> _Work required_: Copy out the listing that follows exactly, dropping every picture.

> _Data to process_:
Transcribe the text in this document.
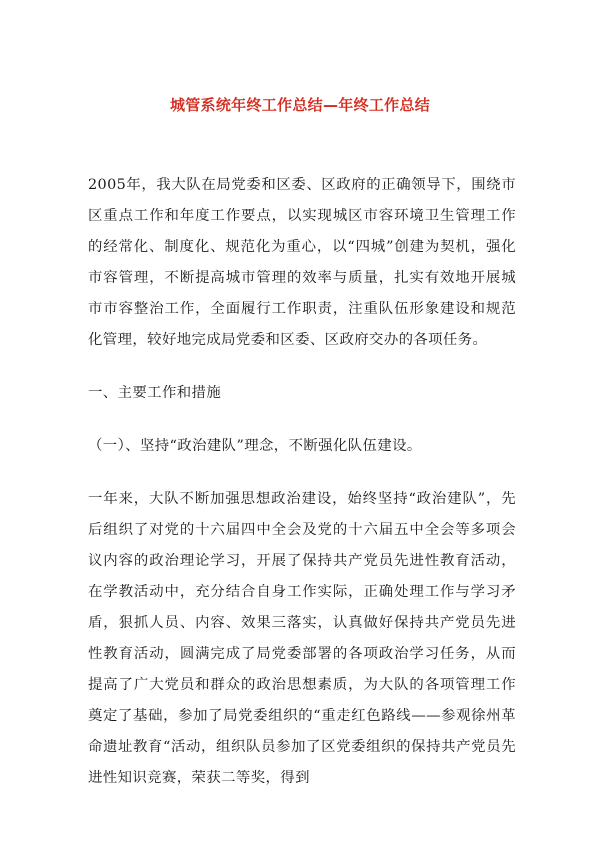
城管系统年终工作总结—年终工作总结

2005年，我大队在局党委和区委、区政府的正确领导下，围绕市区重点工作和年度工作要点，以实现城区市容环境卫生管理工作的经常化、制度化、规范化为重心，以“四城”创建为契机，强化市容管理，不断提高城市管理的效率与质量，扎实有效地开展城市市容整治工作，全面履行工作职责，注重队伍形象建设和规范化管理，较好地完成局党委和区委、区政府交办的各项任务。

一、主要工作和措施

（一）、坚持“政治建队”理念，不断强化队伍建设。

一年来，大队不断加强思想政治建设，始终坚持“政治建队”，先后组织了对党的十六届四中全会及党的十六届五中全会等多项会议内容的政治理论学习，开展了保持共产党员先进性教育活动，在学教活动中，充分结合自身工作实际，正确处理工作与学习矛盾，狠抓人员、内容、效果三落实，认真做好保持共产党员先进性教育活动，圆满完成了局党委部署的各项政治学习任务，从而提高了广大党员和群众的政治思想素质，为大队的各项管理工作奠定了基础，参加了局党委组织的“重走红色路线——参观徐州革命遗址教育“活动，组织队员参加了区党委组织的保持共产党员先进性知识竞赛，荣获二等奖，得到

> _Reply_:
Transcribe the text in this document.
城管系统年终工作总结—年终工作总结

2005年，我大队在局党委和区委、区政府的正确领导下，围绕市区重点工作和年度工作要点，以实现城区市容环境卫生管理工作的经常化、制度化、规范化为重心，以“四城”创建为契机，强化市容管理，不断提高城市管理的效率与质量，扎实有效地开展城市市容整治工作，全面履行工作职责，注重队伍形象建设和规范化管理，较好地完成局党委和区委、区政府交办的各项任务。

一、主要工作和措施

（一）、坚持“政治建队”理念，不断强化队伍建设。

一年来，大队不断加强思想政治建设，始终坚持“政治建队”，先后组织了对党的十六届四中全会及党的十六届五中全会等多项会议内容的政治理论学习，开展了保持共产党员先进性教育活动，在学教活动中，充分结合自身工作实际，正确处理工作与学习矛盾，狠抓人员、内容、效果三落实，认真做好保持共产党员先进性教育活动，圆满完成了局党委部署的各项政治学习任务，从而提高了广大党员和群众的政治思想素质，为大队的各项管理工作奠定了基础，参加了局党委组织的“重走红色路线——参观徐州革命遗址教育“活动，组织队员参加了区党委组织的保持共产党员先进性知识竞赛，荣获二等奖，得到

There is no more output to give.